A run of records
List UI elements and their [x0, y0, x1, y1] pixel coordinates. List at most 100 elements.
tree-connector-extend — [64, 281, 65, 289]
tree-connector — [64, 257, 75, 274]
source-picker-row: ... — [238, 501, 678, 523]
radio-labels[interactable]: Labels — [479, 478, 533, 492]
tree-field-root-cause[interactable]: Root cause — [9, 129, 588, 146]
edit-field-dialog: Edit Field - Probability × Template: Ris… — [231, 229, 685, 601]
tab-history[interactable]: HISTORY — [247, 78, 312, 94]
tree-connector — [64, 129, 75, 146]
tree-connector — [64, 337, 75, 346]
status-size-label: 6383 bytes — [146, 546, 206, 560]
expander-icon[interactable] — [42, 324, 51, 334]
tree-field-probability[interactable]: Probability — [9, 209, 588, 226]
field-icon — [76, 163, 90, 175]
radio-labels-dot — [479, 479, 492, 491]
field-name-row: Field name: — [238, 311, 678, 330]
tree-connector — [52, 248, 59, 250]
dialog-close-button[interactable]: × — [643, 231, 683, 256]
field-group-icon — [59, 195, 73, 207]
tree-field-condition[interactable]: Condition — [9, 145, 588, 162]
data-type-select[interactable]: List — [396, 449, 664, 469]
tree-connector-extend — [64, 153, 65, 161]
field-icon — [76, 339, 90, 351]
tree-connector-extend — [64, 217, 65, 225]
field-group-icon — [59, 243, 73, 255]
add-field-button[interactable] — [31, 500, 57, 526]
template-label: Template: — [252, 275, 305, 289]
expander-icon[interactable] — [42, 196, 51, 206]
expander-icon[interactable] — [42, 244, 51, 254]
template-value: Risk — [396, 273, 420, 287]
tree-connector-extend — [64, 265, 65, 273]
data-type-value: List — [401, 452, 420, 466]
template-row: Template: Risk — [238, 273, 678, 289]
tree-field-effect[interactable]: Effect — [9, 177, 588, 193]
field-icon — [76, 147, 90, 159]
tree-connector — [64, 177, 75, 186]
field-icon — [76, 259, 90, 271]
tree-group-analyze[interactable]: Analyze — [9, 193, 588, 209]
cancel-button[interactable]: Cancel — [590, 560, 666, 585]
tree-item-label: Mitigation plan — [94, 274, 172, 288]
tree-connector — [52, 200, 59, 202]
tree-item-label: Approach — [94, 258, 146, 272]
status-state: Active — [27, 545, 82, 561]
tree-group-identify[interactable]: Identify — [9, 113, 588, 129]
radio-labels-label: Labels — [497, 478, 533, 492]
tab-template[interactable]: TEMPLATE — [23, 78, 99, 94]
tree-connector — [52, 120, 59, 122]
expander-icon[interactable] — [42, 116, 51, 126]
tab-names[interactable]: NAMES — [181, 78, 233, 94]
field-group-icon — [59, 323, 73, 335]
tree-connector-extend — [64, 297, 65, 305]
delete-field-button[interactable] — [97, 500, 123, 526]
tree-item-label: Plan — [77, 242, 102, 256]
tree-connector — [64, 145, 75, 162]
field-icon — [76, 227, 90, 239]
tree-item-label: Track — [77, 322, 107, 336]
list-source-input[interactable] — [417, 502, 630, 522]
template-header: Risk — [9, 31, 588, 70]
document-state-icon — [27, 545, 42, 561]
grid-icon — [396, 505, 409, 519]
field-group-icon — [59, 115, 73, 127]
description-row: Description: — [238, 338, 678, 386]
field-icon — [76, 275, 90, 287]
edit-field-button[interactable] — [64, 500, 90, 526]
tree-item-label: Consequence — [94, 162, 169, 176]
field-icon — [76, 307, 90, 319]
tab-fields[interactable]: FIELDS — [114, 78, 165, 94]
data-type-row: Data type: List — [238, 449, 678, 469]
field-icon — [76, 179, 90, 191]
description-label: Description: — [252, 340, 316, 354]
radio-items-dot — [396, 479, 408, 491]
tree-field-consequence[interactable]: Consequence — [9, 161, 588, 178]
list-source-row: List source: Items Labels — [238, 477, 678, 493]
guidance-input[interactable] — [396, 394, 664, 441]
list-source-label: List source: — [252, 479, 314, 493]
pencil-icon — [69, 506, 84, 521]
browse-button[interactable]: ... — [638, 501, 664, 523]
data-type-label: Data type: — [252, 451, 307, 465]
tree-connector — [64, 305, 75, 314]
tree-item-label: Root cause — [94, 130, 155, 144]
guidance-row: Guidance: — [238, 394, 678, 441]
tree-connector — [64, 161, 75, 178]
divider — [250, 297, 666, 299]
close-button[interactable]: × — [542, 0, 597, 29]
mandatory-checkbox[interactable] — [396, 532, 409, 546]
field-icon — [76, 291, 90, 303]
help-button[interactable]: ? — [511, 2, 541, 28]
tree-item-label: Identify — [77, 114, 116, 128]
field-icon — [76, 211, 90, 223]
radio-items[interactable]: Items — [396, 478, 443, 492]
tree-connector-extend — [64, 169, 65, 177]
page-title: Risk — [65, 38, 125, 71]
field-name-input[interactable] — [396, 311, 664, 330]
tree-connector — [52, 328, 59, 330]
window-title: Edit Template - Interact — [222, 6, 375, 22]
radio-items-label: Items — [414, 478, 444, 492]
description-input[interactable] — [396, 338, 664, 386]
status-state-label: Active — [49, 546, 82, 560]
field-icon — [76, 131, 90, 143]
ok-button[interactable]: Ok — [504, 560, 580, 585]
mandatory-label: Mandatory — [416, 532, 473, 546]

▶ EXERCISE TASK: Render every line of the listing above as a numbered list, leaving out any blank lines.

▶ THE COMPLETED TASK:
1. List UI elements and their [x0, y0, x1, y1] pixel coordinates. List at most 100 elements.
2. tree-connector-extend — [64, 281, 65, 289]
3. tree-connector — [64, 257, 75, 274]
4. source-picker-row: ... — [238, 501, 678, 523]
5. radio-labels[interactable]: Labels — [479, 478, 533, 492]
6. tree-field-root-cause[interactable]: Root cause — [9, 129, 588, 146]
7. edit-field-dialog: Edit Field - Probability × Template: Ris… — [231, 229, 685, 601]
8. tab-history[interactable]: HISTORY — [247, 78, 312, 94]
9. tree-connector — [64, 129, 75, 146]
10. tree-connector — [64, 337, 75, 346]
11. status-size-label: 6383 bytes — [146, 546, 206, 560]
12. expander-icon[interactable] — [42, 324, 51, 334]
13. tree-field-probability[interactable]: Probability — [9, 209, 588, 226]
14. field-icon — [76, 163, 90, 175]
15. radio-labels-dot — [479, 479, 492, 491]
16. field-name-row: Field name: — [238, 311, 678, 330]
17. tree-connector — [52, 248, 59, 250]
18. dialog-close-button[interactable]: × — [643, 231, 683, 256]
19. field-group-icon — [59, 195, 73, 207]
20. tree-field-condition[interactable]: Condition — [9, 145, 588, 162]
21. data-type-select[interactable]: List — [396, 449, 664, 469]
22. tree-connector-extend — [64, 153, 65, 161]
23. field-icon — [76, 339, 90, 351]
24. tree-connector-extend — [64, 217, 65, 225]
25. field-group-icon — [59, 243, 73, 255]
26. add-field-button[interactable] — [31, 500, 57, 526]
27. template-label: Template: — [252, 275, 305, 289]
28. expander-icon[interactable] — [42, 196, 51, 206]
29. expander-icon[interactable] — [42, 244, 51, 254]
30. template-value: Risk — [396, 273, 420, 287]
31. tree-connector-extend — [64, 265, 65, 273]
32. data-type-value: List — [401, 452, 420, 466]
33. template-row: Template: Risk — [238, 273, 678, 289]
34. tree-field-effect[interactable]: Effect — [9, 177, 588, 193]
35. field-icon — [76, 147, 90, 159]
36. tree-connector — [64, 177, 75, 186]
37. field-icon — [76, 259, 90, 271]
38. tree-group-analyze[interactable]: Analyze — [9, 193, 588, 209]
39. cancel-button[interactable]: Cancel — [590, 560, 666, 585]
40. tree-item-label: Mitigation plan — [94, 274, 172, 288]
41. tree-connector — [52, 200, 59, 202]
42. tree-item-label: Approach — [94, 258, 146, 272]
43. status-state: Active — [27, 545, 82, 561]
44. tree-group-identify[interactable]: Identify — [9, 113, 588, 129]
45. radio-labels-label: Labels — [497, 478, 533, 492]
46. tab-template[interactable]: TEMPLATE — [23, 78, 99, 94]
47. tree-connector — [52, 120, 59, 122]
48. expander-icon[interactable] — [42, 116, 51, 126]
49. tab-names[interactable]: NAMES — [181, 78, 233, 94]
50. field-group-icon — [59, 323, 73, 335]
51. tree-connector-extend — [64, 297, 65, 305]
52. delete-field-button[interactable] — [97, 500, 123, 526]
53. tree-item-label: Plan — [77, 242, 102, 256]
54. tree-connector — [64, 145, 75, 162]
55. field-icon — [76, 227, 90, 239]
56. tree-item-label: Track — [77, 322, 107, 336]
57. list-source-input[interactable] — [417, 502, 630, 522]
58. template-header: Risk — [9, 31, 588, 70]
59. document-state-icon — [27, 545, 42, 561]
60. grid-icon — [396, 505, 409, 519]
61. field-group-icon — [59, 115, 73, 127]
62. description-row: Description: — [238, 338, 678, 386]
63. field-icon — [76, 275, 90, 287]
64. edit-field-button[interactable] — [64, 500, 90, 526]
65. tree-item-label: Consequence — [94, 162, 169, 176]
66. field-icon — [76, 307, 90, 319]
67. tab-fields[interactable]: FIELDS — [114, 78, 165, 94]
68. data-type-row: Data type: List — [238, 449, 678, 469]
69. field-icon — [76, 179, 90, 191]
70. description-label: Description: — [252, 340, 316, 354]
71. radio-items-dot — [396, 479, 408, 491]
72. tree-field-consequence[interactable]: Consequence — [9, 161, 588, 178]
73. list-source-row: List source: Items Labels — [238, 477, 678, 493]
74. guidance-input[interactable] — [396, 394, 664, 441]
75. list-source-label: List source: — [252, 479, 314, 493]
76. pencil-icon — [69, 506, 84, 521]
77. browse-button[interactable]: ... — [638, 501, 664, 523]
78. data-type-label: Data type: — [252, 451, 307, 465]
79. tree-connector — [64, 305, 75, 314]
80. tree-item-label: Root cause — [94, 130, 155, 144]
81. guidance-row: Guidance: — [238, 394, 678, 441]
82. tree-connector — [64, 161, 75, 178]
83. divider — [250, 297, 666, 299]
84. close-button[interactable]: × — [542, 0, 597, 29]
85. mandatory-checkbox[interactable] — [396, 532, 409, 546]
86. field-icon — [76, 291, 90, 303]
87. help-button[interactable]: ? — [511, 2, 541, 28]
88. tree-item-label: Identify — [77, 114, 116, 128]
89. field-icon — [76, 211, 90, 223]
90. radio-items[interactable]: Items — [396, 478, 443, 492]
91. tree-connector-extend — [64, 169, 65, 177]
92. page-title: Risk — [65, 38, 125, 71]
93. field-name-input[interactable] — [396, 311, 664, 330]
94. tree-connector — [52, 328, 59, 330]
95. window-title: Edit Template - Interact — [222, 6, 375, 22]
96. radio-items-label: Items — [414, 478, 444, 492]
97. description-input[interactable] — [396, 338, 664, 386]
98. status-state-label: Active — [49, 546, 82, 560]
99. field-icon — [76, 131, 90, 143]
100. ok-button[interactable]: Ok — [504, 560, 580, 585]
101. mandatory-label: Mandatory — [416, 532, 473, 546]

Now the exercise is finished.